┌────────
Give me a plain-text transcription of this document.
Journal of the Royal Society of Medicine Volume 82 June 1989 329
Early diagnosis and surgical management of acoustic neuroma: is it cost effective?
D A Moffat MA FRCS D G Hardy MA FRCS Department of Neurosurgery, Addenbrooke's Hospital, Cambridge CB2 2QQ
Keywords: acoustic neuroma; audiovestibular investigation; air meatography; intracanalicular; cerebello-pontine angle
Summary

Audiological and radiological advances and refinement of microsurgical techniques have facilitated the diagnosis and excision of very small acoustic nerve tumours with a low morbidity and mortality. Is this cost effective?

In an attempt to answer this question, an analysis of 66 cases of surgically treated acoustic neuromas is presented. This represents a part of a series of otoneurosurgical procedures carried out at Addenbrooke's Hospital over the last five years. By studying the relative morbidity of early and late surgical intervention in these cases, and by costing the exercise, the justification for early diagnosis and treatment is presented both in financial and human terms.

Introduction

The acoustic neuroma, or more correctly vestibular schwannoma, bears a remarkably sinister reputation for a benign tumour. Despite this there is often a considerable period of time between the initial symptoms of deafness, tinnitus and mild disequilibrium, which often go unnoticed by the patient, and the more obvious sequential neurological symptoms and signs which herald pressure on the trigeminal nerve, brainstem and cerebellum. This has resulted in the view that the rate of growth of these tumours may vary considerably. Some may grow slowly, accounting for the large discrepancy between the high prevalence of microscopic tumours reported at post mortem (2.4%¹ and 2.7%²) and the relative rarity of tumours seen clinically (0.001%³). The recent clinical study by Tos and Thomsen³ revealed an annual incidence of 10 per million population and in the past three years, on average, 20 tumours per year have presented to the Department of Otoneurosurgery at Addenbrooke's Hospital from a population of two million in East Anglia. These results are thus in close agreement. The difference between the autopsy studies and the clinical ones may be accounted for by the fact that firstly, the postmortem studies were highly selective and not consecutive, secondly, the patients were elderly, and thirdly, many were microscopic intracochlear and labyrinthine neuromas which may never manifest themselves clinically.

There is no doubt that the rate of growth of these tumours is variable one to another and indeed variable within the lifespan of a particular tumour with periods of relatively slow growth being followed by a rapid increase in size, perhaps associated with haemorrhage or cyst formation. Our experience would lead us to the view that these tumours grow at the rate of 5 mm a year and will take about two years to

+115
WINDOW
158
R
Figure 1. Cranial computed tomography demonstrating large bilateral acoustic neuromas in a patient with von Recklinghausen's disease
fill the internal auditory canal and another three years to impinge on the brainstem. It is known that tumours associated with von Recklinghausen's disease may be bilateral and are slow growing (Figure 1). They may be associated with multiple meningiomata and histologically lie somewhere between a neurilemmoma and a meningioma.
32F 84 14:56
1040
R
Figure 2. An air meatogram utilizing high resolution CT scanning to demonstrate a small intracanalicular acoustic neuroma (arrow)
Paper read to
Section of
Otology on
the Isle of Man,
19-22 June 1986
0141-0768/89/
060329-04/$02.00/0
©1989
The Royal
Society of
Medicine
└────────
Copy out every line of the data that includes "large".

■ Final answer
The acoustic neuroma, or more correctly vestibular schwannoma, bears a remarkably sinister reputation for a benign tumour. Despite this there is often a considerable period of time between the initial symptoms of deafness, tinnitus and mild disequilibrium, which often go unnoticed by the patient, and the more obvious sequential neurological symptoms and signs which herald pressure on the trigeminal nerve, brainstem and cerebellum. This has resulted in the view that the rate of growth of these tumours may vary considerably. Some may grow slowly, accounting for the large discrepancy between the high prevalence of microscopic tumours reported at post mortem (2.4%¹ and 2.7%²) and the relative rarity of tumours seen clinically (0.001%³). The recent clinical study by Tos and Thomsen³ revealed an annual incidence of 10 per million population and in the past three years, on average, 20 tumours per year have presented to the Department of Otoneurosurgery at Addenbrooke's Hospital from a population of two million in East Anglia. These results are thus in close agreement. The difference between the autopsy studies and the clinical ones may be accounted for by the fact that firstly, the postmortem studies were highly selective and not consecutive, secondly, the patients were elderly, and thirdly, many were microscopic intracochlear and labyrinthine neuromas which may never manifest themselves clinically.
Figure 1. Cranial computed tomography demonstrating large bilateral acoustic neuromas in a patient with von Recklinghausen's disease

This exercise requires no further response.